begin RECORDED INFORMATION

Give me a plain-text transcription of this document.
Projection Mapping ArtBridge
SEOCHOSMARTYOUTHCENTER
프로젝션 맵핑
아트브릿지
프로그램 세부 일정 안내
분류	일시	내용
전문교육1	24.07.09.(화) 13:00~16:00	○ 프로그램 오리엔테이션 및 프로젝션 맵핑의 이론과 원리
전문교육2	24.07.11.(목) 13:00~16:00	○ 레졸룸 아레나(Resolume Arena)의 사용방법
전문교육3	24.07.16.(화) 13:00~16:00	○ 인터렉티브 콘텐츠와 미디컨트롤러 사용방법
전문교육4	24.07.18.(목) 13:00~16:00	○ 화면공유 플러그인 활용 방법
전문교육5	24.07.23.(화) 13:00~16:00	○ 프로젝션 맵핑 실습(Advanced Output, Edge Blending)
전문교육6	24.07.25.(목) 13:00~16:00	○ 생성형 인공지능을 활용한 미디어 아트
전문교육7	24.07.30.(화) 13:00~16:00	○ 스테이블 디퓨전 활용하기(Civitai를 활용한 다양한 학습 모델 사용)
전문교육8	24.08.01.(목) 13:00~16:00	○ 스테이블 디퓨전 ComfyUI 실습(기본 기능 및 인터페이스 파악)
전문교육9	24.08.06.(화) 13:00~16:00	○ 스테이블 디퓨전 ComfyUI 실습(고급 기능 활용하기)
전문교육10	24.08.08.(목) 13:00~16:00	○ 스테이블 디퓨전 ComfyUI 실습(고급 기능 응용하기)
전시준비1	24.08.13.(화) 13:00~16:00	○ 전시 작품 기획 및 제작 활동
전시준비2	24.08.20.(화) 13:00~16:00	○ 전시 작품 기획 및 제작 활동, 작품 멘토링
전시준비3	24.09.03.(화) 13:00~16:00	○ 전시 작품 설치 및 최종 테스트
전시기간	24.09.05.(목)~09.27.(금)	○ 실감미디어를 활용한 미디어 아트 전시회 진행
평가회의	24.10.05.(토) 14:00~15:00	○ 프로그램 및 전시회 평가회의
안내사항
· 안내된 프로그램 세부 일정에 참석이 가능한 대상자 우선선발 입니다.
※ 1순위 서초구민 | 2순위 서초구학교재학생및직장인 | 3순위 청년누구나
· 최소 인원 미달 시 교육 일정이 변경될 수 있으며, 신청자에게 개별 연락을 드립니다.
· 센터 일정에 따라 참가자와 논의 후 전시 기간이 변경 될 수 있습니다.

end RECORDED INFORMATION

### WORK TO COMPLETE
Write out all of the records once more, exactly.

### FINISHED EXERCISE
Give me a plain-text transcription of this document.
Projection Mapping ArtBridge
SEOCHOSMARTYOUTHCENTER
프로젝션 맵핑
아트브릿지
프로그램 세부 일정 안내
분류	일시	내용
전문교육1	24.07.09.(화) 13:00~16:00	○ 프로그램 오리엔테이션 및 프로젝션 맵핑의 이론과 원리
전문교육2	24.07.11.(목) 13:00~16:00	○ 레졸룸 아레나(Resolume Arena)의 사용방법
전문교육3	24.07.16.(화) 13:00~16:00	○ 인터렉티브 콘텐츠와 미디컨트롤러 사용방법
전문교육4	24.07.18.(목) 13:00~16:00	○ 화면공유 플러그인 활용 방법
전문교육5	24.07.23.(화) 13:00~16:00	○ 프로젝션 맵핑 실습(Advanced Output, Edge Blending)
전문교육6	24.07.25.(목) 13:00~16:00	○ 생성형 인공지능을 활용한 미디어 아트
전문교육7	24.07.30.(화) 13:00~16:00	○ 스테이블 디퓨전 활용하기(Civitai를 활용한 다양한 학습 모델 사용)
전문교육8	24.08.01.(목) 13:00~16:00	○ 스테이블 디퓨전 ComfyUI 실습(기본 기능 및 인터페이스 파악)
전문교육9	24.08.06.(화) 13:00~16:00	○ 스테이블 디퓨전 ComfyUI 실습(고급 기능 활용하기)
전문교육10	24.08.08.(목) 13:00~16:00	○ 스테이블 디퓨전 ComfyUI 실습(고급 기능 응용하기)
전시준비1	24.08.13.(화) 13:00~16:00	○ 전시 작품 기획 및 제작 활동
전시준비2	24.08.20.(화) 13:00~16:00	○ 전시 작품 기획 및 제작 활동, 작품 멘토링
전시준비3	24.09.03.(화) 13:00~16:00	○ 전시 작품 설치 및 최종 테스트
전시기간	24.09.05.(목)~09.27.(금)	○ 실감미디어를 활용한 미디어 아트 전시회 진행
평가회의	24.10.05.(토) 14:00~15:00	○ 프로그램 및 전시회 평가회의
안내사항
· 안내된 프로그램 세부 일정에 참석이 가능한 대상자 우선선발 입니다.
※ 1순위 서초구민 | 2순위 서초구학교재학생및직장인 | 3순위 청년누구나
· 최소 인원 미달 시 교육 일정이 변경될 수 있으며, 신청자에게 개별 연락을 드립니다.
· 센터 일정에 따라 참가자와 논의 후 전시 기간이 변경 될 수 있습니다.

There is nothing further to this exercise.